[START Records to process]

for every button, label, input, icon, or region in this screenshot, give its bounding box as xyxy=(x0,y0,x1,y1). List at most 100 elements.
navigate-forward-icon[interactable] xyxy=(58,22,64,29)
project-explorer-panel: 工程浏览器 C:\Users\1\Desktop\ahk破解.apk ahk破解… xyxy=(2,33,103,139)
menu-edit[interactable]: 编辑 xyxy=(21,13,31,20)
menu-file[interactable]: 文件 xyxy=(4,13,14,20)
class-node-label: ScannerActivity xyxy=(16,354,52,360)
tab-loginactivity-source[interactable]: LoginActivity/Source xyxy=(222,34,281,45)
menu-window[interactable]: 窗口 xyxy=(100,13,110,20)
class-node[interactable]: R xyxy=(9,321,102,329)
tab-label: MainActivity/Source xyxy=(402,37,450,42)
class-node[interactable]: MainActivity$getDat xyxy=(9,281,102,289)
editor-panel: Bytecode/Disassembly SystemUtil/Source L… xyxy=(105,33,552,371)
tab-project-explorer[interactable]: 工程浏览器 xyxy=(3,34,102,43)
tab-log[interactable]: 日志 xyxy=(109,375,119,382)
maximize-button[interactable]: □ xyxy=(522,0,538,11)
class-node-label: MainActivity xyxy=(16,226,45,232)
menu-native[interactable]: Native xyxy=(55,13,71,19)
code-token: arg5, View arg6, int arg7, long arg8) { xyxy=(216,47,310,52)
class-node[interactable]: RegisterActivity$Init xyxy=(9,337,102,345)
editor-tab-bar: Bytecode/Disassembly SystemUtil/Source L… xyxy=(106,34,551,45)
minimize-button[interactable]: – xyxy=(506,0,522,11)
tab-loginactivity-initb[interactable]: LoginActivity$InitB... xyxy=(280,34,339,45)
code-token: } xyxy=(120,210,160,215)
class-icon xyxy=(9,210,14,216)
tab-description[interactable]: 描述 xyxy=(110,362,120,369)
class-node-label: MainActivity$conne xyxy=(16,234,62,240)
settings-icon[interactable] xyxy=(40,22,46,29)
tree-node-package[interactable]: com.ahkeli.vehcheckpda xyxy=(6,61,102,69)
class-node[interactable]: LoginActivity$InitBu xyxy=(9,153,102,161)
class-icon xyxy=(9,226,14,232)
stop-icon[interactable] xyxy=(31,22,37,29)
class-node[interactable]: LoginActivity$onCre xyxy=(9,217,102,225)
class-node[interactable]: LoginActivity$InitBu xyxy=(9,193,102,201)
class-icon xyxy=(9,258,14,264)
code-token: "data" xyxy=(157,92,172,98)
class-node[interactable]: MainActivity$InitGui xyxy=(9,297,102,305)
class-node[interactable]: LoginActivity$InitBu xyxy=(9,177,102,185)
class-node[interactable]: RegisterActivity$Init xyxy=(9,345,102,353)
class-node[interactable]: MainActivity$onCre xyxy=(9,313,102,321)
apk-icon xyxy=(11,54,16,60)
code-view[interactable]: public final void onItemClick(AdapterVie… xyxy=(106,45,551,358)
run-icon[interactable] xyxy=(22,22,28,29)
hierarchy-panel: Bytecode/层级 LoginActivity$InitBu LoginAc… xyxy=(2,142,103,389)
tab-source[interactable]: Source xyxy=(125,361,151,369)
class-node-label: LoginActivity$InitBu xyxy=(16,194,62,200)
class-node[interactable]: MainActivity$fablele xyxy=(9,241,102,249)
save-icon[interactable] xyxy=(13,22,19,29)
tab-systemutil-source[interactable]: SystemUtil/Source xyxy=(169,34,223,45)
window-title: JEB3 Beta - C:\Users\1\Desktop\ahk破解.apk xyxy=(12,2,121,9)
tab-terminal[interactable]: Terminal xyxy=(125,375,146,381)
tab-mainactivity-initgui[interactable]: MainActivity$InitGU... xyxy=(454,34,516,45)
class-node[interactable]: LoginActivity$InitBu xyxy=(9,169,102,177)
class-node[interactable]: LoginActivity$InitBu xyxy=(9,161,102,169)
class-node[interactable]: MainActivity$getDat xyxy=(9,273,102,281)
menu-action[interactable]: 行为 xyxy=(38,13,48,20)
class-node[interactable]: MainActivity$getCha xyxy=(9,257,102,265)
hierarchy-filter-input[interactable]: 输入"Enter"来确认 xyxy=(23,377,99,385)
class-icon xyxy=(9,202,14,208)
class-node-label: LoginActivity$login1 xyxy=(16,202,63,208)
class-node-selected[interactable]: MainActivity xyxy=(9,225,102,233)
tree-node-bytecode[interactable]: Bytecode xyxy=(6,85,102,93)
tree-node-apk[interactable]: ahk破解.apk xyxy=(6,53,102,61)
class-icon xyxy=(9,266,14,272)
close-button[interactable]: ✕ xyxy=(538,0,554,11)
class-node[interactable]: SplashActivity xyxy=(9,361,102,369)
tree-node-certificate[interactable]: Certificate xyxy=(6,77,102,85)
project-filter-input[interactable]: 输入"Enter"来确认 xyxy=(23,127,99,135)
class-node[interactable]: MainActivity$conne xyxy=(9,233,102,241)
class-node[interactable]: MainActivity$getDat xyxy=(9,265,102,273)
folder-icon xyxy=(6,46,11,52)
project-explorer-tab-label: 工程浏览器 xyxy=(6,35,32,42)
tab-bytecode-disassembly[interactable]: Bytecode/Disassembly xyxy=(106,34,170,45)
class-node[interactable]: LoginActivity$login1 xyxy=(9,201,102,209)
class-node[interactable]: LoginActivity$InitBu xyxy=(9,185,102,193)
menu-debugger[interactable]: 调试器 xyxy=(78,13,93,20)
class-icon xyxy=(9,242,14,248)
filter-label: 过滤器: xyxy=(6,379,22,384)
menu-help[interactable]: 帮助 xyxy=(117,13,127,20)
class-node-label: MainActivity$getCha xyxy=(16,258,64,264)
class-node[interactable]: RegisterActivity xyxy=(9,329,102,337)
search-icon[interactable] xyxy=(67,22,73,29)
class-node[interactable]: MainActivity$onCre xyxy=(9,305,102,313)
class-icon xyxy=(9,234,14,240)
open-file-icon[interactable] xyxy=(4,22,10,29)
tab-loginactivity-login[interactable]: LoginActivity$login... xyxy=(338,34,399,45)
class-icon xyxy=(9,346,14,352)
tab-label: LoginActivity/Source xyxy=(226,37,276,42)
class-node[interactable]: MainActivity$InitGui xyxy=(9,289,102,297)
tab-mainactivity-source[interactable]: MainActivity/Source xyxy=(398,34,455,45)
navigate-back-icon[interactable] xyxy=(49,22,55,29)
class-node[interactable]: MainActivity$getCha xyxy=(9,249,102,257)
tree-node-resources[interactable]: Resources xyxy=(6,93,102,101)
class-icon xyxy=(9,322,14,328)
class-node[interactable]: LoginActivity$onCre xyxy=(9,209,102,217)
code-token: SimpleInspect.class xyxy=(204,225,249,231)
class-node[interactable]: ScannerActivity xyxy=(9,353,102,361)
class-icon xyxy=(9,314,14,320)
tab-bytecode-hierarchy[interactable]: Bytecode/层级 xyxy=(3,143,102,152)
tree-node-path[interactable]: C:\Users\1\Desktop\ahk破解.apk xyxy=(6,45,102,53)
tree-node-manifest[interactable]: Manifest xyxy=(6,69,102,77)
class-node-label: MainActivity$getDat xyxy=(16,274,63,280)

[END Records to process]

Task: Pull out each line in the records that contains the string "Users" and copy it in full.

Written response:
project-explorer-panel: 工程浏览器 C:\Users\1\Desktop\ahk破解.apk ahk破解… xyxy=(2,33,103,139)
window-title: JEB3 Beta - C:\Users\1\Desktop\ahk破解.apk xyxy=(12,2,121,9)
tree-node-path[interactable]: C:\Users\1\Desktop\ahk破解.apk xyxy=(6,45,102,53)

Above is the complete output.